— OBJECTIVE —
Rename "candle-body" to "candle-rect" in the records from their first line through the line containing "196, 143, 198]", inclusive, and give back only those lines with everything else unchanged.

-- Start --

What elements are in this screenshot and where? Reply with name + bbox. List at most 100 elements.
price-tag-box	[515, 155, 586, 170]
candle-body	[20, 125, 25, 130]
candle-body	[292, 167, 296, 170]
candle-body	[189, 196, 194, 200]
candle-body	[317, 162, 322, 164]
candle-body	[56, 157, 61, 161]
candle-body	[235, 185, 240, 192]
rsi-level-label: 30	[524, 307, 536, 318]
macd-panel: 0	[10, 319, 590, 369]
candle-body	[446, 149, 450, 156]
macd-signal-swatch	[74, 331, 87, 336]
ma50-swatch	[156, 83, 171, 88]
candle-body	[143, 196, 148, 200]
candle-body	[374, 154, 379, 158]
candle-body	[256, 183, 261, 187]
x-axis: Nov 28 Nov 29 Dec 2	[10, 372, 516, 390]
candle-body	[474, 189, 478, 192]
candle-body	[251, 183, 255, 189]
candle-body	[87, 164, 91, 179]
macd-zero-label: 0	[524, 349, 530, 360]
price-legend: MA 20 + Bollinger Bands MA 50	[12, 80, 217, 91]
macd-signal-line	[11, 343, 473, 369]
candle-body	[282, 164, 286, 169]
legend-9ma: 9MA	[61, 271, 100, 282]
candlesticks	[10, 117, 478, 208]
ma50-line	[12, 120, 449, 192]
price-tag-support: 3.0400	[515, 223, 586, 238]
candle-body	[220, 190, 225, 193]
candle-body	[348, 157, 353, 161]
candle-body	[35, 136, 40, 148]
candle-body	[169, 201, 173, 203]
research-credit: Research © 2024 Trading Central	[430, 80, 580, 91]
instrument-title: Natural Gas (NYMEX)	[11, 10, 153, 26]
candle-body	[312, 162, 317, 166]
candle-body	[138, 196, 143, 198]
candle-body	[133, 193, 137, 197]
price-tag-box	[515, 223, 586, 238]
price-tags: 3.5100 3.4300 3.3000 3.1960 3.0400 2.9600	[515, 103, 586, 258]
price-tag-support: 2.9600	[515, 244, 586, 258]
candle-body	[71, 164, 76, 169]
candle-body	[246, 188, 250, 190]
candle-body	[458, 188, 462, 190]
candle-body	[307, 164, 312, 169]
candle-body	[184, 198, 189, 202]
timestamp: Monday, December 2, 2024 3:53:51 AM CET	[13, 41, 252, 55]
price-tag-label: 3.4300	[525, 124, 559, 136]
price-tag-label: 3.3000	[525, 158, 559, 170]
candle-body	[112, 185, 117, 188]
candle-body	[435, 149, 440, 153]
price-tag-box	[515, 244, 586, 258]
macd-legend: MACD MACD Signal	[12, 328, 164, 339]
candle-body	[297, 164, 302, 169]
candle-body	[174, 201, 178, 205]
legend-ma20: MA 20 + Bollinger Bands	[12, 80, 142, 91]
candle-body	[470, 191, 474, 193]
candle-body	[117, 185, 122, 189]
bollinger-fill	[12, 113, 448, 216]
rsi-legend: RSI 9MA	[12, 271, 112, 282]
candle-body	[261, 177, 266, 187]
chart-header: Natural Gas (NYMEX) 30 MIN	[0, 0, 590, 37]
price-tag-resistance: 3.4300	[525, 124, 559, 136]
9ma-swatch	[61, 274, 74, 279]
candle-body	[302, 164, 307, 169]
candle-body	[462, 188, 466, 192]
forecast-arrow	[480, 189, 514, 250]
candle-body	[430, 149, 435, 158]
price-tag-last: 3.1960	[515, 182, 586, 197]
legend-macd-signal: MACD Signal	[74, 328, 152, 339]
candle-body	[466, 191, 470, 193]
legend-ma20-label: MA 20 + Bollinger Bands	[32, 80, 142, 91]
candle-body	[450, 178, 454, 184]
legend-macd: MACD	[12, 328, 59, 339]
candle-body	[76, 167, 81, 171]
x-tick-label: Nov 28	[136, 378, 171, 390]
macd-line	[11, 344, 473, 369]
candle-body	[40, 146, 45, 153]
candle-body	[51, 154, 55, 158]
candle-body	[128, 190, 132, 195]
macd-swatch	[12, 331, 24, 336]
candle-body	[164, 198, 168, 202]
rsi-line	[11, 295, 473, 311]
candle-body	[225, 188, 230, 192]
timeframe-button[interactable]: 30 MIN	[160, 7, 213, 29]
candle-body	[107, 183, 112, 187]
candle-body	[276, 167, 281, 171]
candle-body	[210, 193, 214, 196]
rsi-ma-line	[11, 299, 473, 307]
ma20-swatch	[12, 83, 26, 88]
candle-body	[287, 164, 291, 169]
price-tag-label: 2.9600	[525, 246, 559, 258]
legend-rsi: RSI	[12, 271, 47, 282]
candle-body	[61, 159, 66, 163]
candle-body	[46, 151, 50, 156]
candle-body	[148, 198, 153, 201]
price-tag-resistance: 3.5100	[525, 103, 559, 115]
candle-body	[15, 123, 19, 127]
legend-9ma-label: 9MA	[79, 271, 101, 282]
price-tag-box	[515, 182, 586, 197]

-- End --

— ANSWER TO THE PROBLEM —
What elements are in this screenshot and where? Reply with name + bbox. List at most 100 elements.
price-tag-box	[515, 155, 586, 170]
candle-rect	[20, 125, 25, 130]
candle-rect	[292, 167, 296, 170]
candle-rect	[189, 196, 194, 200]
candle-rect	[317, 162, 322, 164]
candle-rect	[56, 157, 61, 161]
candle-rect	[235, 185, 240, 192]
rsi-level-label: 30	[524, 307, 536, 318]
macd-panel: 0	[10, 319, 590, 369]
candle-rect	[446, 149, 450, 156]
macd-signal-swatch	[74, 331, 87, 336]
ma50-swatch	[156, 83, 171, 88]
candle-rect	[143, 196, 148, 200]
candle-rect	[374, 154, 379, 158]
candle-rect	[256, 183, 261, 187]
x-axis: Nov 28 Nov 29 Dec 2	[10, 372, 516, 390]
candle-rect	[474, 189, 478, 192]
candle-rect	[251, 183, 255, 189]
candle-rect	[87, 164, 91, 179]
macd-zero-label: 0	[524, 349, 530, 360]
price-legend: MA 20 + Bollinger Bands MA 50	[12, 80, 217, 91]
macd-signal-line	[11, 343, 473, 369]
candle-rect	[282, 164, 286, 169]
legend-9ma: 9MA	[61, 271, 100, 282]
candlesticks	[10, 117, 478, 208]
ma50-line	[12, 120, 449, 192]
price-tag-support: 3.0400	[515, 223, 586, 238]
candle-rect	[220, 190, 225, 193]
candle-rect	[348, 157, 353, 161]
candle-rect	[35, 136, 40, 148]
candle-rect	[169, 201, 173, 203]
research-credit: Research © 2024 Trading Central	[430, 80, 580, 91]
instrument-title: Natural Gas (NYMEX)	[11, 10, 153, 26]
candle-rect	[312, 162, 317, 166]
candle-rect	[138, 196, 143, 198]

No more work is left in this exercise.